**Work to complete:**
Search the data for the word "TOTAL" and copy every line that contains it.

Dataset items
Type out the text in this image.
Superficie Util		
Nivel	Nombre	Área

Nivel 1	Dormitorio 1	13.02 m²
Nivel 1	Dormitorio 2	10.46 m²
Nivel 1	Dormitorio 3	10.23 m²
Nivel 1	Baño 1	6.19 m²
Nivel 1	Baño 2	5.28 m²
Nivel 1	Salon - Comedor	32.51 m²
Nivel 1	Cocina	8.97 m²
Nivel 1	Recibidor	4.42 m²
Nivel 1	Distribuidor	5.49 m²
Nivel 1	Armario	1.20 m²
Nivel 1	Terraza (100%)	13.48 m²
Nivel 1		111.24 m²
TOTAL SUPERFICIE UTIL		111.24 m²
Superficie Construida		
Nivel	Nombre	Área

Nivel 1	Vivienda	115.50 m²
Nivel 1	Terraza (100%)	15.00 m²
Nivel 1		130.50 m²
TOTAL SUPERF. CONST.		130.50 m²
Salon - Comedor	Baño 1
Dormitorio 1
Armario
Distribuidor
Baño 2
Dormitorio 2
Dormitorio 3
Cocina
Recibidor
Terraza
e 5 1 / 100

**Task result:**
TOTAL SUPERFICIE UTIL		111.24 m²
TOTAL SUPERF. CONST.		130.50 m²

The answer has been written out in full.